● Problem to solve
Pictures in the records should not be copied, but every other part must be repeated exactly.

● Extracted data

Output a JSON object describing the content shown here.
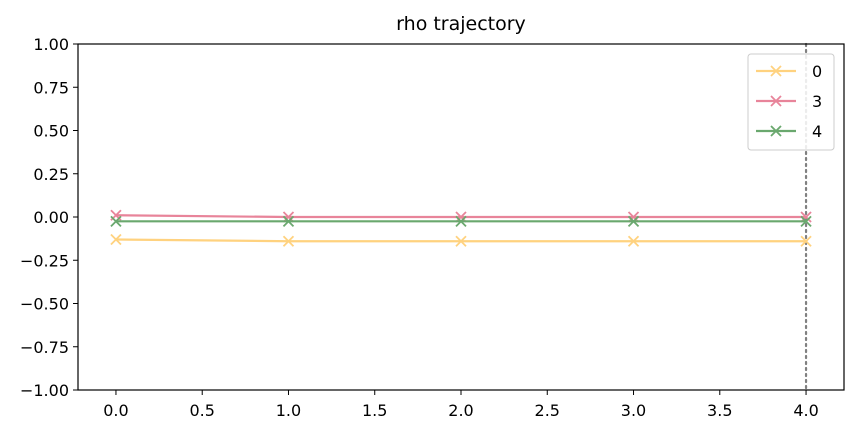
{
  "chart_data": {
    "type": "line",
    "title": "rho trajectory",
    "xlabel": "",
    "ylabel": "",
    "xlim": [
      -0.22,
      4.22
    ],
    "ylim": [
      -1.0,
      1.0
    ],
    "xticks": [
      "0.0",
      "0.5",
      "1.0",
      "1.5",
      "2.0",
      "2.5",
      "3.0",
      "3.5",
      "4.0"
    ],
    "yticks": [
      "1.00",
      "0.75",
      "0.50",
      "0.25",
      "0.00",
      "−0.25",
      "−0.50",
      "−0.75",
      "−1.00"
    ],
    "x": [
      0,
      1,
      2,
      3,
      4
    ],
    "series": [
      {
        "name": "0",
        "color": "#ffd27f",
        "values": [
          -0.13,
          -0.14,
          -0.14,
          -0.14,
          -0.14
        ]
      },
      {
        "name": "3",
        "color": "#e8849a",
        "values": [
          0.01,
          0.0,
          0.0,
          0.0,
          0.0
        ]
      },
      {
        "name": "4",
        "color": "#6aa86e",
        "values": [
          -0.025,
          -0.025,
          -0.025,
          -0.025,
          -0.025
        ]
      }
    ],
    "marker": "x",
    "vline": {
      "x": 4.0,
      "style": "dotted",
      "color": "#808080"
    },
    "legend": "top-right",
    "grid": false
  }
}
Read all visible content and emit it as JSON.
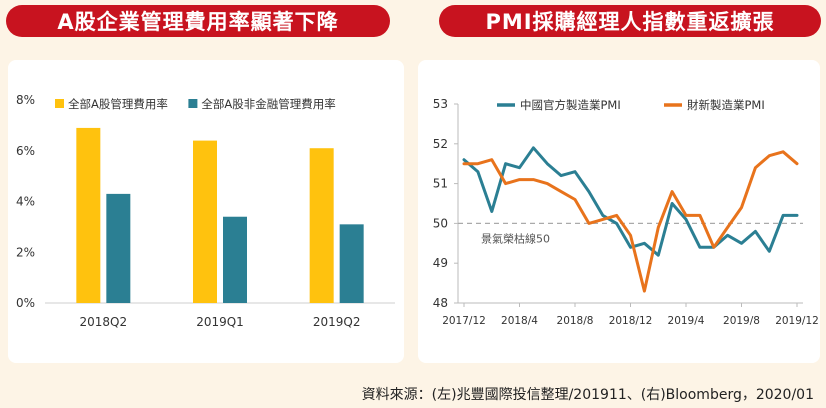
{
  "titles": {
    "left": "A股企業管理費用率顯著下降",
    "right": "PMI採購經理人指數重返擴張"
  },
  "source": "資料來源：(左)兆豐國際投信整理/201911、(右)Bloomberg，2020/01",
  "colors": {
    "title_bg": "#c8131f",
    "yellow": "#ffc20e",
    "teal": "#2b7f93",
    "orange": "#e8731c",
    "background": "#fdf4e6"
  },
  "chart_data": [
    {
      "type": "bar",
      "title": "",
      "categories": [
        "2018Q2",
        "2019Q1",
        "2019Q2"
      ],
      "series": [
        {
          "name": "全部A股管理費用率",
          "values": [
            6.9,
            6.4,
            6.1
          ],
          "color": "#ffc20e"
        },
        {
          "name": "全部A股非金融管理費用率",
          "values": [
            4.3,
            3.4,
            3.1
          ],
          "color": "#2b7f93"
        }
      ],
      "yticks": [
        "0%",
        "2%",
        "4%",
        "6%",
        "8%"
      ],
      "ylim": [
        0,
        8
      ],
      "legend": "top"
    },
    {
      "type": "line",
      "title": "",
      "x_ticks": [
        "2017/12",
        "2018/4",
        "2018/8",
        "2018/12",
        "2019/4",
        "2019/8",
        "2019/12"
      ],
      "yticks": [
        "48",
        "49",
        "50",
        "51",
        "52",
        "53"
      ],
      "ylim": [
        48,
        53
      ],
      "series": [
        {
          "name": "中國官方製造業PMI",
          "color": "#2b7f93",
          "values": [
            51.6,
            51.3,
            50.3,
            51.5,
            51.4,
            51.9,
            51.5,
            51.2,
            51.3,
            50.8,
            50.2,
            50.0,
            49.4,
            49.5,
            49.2,
            50.5,
            50.1,
            49.4,
            49.4,
            49.7,
            49.5,
            49.8,
            49.3,
            50.2,
            50.2
          ]
        },
        {
          "name": "財新製造業PMI",
          "color": "#e8731c",
          "values": [
            51.5,
            51.5,
            51.6,
            51.0,
            51.1,
            51.1,
            51.0,
            50.8,
            50.6,
            50.0,
            50.1,
            50.2,
            49.7,
            48.3,
            49.9,
            50.8,
            50.2,
            50.2,
            49.4,
            49.9,
            50.4,
            51.4,
            51.7,
            51.8,
            51.5
          ]
        }
      ],
      "reference_line": {
        "value": 50,
        "label": "景氣榮枯線50"
      },
      "legend": "top"
    }
  ]
}
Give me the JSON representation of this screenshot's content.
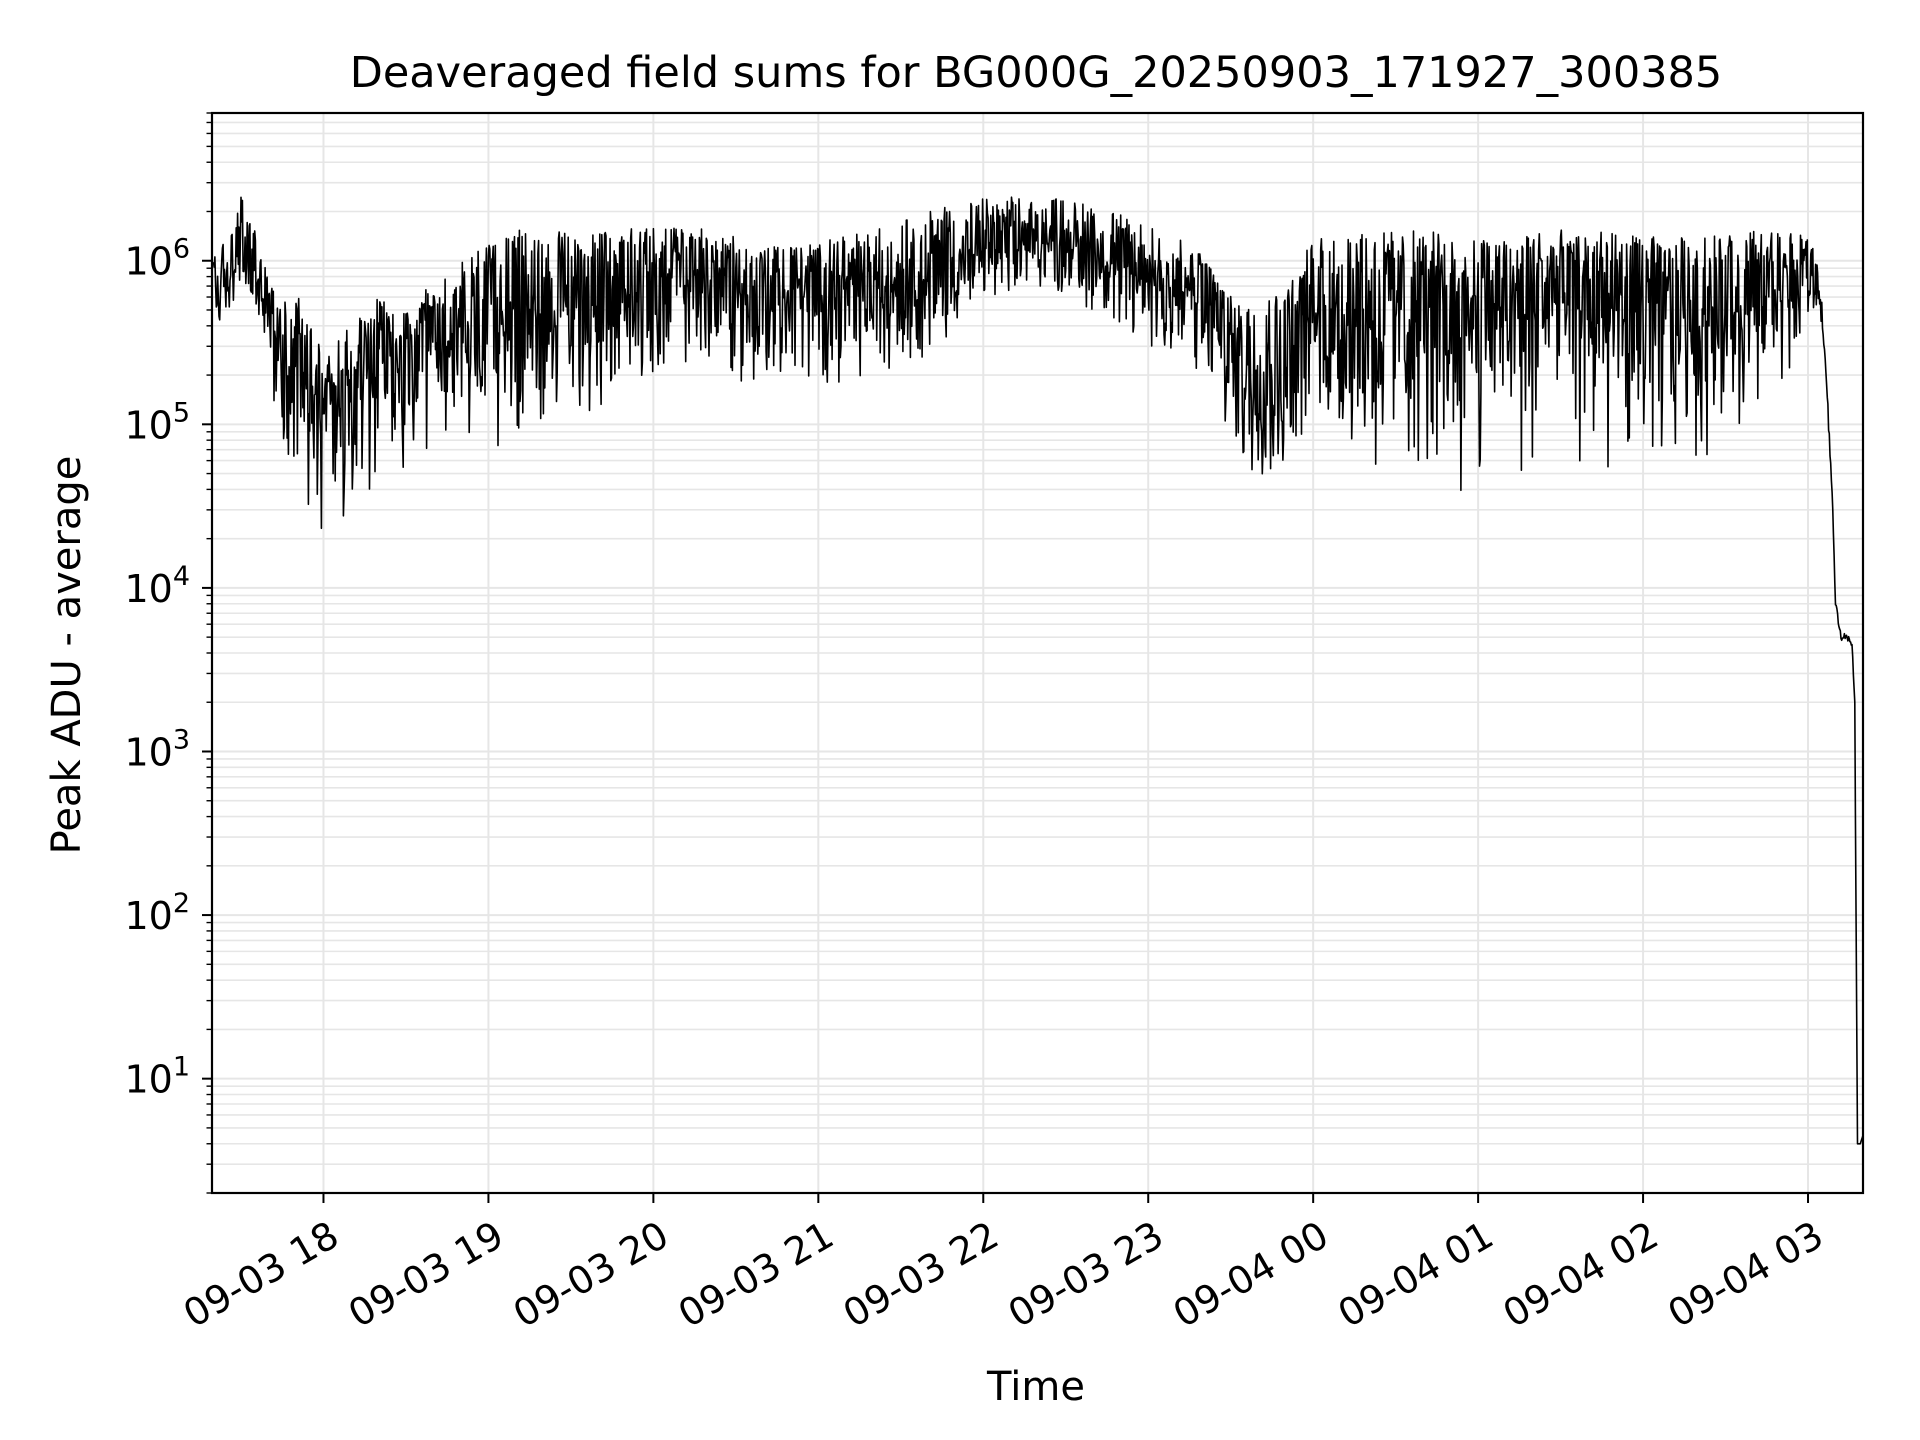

● The output
Output a JSON object describing the content shown here.
{
  "chart_data": {
    "type": "line",
    "title": "rho trajectory",
    "xlabel": "",
    "ylabel": "",
    "xlim": [
      -0.22,
      4.22
    ],
    "ylim": [
      -1.0,
      1.0
    ],
    "xticks": [
      "0.0",
      "0.5",
      "1.0",
      "1.5",
      "2.0",
      "2.5",
      "3.0",
      "3.5",
      "4.0"
    ],
    "yticks": [
      "1.00",
      "0.75",
      "0.50",
      "0.25",
      "0.00",
      "−0.25",
      "−0.50",
      "−0.75",
      "−1.00"
    ],
    "x": [
      0,
      1,
      2,
      3,
      4
    ],
    "series": [
      {
        "name": "0",
        "color": "#ffd27f",
        "values": [
          -0.13,
          -0.14,
          -0.14,
          -0.14,
          -0.14
        ]
      },
      {
        "name": "3",
        "color": "#e8849a",
        "values": [
          0.01,
          0.0,
          0.0,
          0.0,
          0.0
        ]
      },
      {
        "name": "4",
        "color": "#6aa86e",
        "values": [
          -0.025,
          -0.025,
          -0.025,
          -0.025,
          -0.025
        ]
      }
    ],
    "marker": "x",
    "vline": {
      "x": 4.0,
      "style": "dotted",
      "color": "#808080"
    },
    "legend": "top-right",
    "grid": false
  }
}
Read all visible content and emit it as JSON.
{
  "titles": {
    "left": "A股企業管理費用率顯著下降",
    "right": "PMI採購經理人指數重返擴張"
  },
  "source": "資料來源：(左)兆豐國際投信整理/201911、(右)Bloomberg，2020/01",
  "colors": {
    "title_bg": "#c8131f",
    "yellow": "#ffc20e",
    "teal": "#2b7f93",
    "orange": "#e8731c",
    "background": "#fdf4e6"
  },
  "chart_data": [
    {
      "type": "bar",
      "title": "",
      "categories": [
        "2018Q2",
        "2019Q1",
        "2019Q2"
      ],
      "series": [
        {
          "name": "全部A股管理費用率",
          "values": [
            6.9,
            6.4,
            6.1
          ],
          "color": "#ffc20e"
        },
        {
          "name": "全部A股非金融管理費用率",
          "values": [
            4.3,
            3.4,
            3.1
          ],
          "color": "#2b7f93"
        }
      ],
      "yticks": [
        "0%",
        "2%",
        "4%",
        "6%",
        "8%"
      ],
      "ylim": [
        0,
        8
      ],
      "legend": "top"
    },
    {
      "type": "line",
      "title": "",
      "x_ticks": [
        "2017/12",
        "2018/4",
        "2018/8",
        "2018/12",
        "2019/4",
        "2019/8",
        "2019/12"
      ],
      "yticks": [
        "48",
        "49",
        "50",
        "51",
        "52",
        "53"
      ],
      "ylim": [
        48,
        53
      ],
      "series": [
        {
          "name": "中國官方製造業PMI",
          "color": "#2b7f93",
          "values": [
            51.6,
            51.3,
            50.3,
            51.5,
            51.4,
            51.9,
            51.5,
            51.2,
            51.3,
            50.8,
            50.2,
            50.0,
            49.4,
            49.5,
            49.2,
            50.5,
            50.1,
            49.4,
            49.4,
            49.7,
            49.5,
            49.8,
            49.3,
            50.2,
            50.2
          ]
        },
        {
          "name": "財新製造業PMI",
          "color": "#e8731c",
          "values": [
            51.5,
            51.5,
            51.6,
            51.0,
            51.1,
            51.1,
            51.0,
            50.8,
            50.6,
            50.0,
            50.1,
            50.2,
            49.7,
            48.3,
            49.9,
            50.8,
            50.2,
            50.2,
            49.4,
            49.9,
            50.4,
            51.4,
            51.7,
            51.8,
            51.5
          ]
        }
      ],
      "reference_line": {
        "value": 50,
        "label": "景氣榮枯線50"
      },
      "legend": "top"
    }
  ]
}
Give me the JSON representation of this screenshot's content.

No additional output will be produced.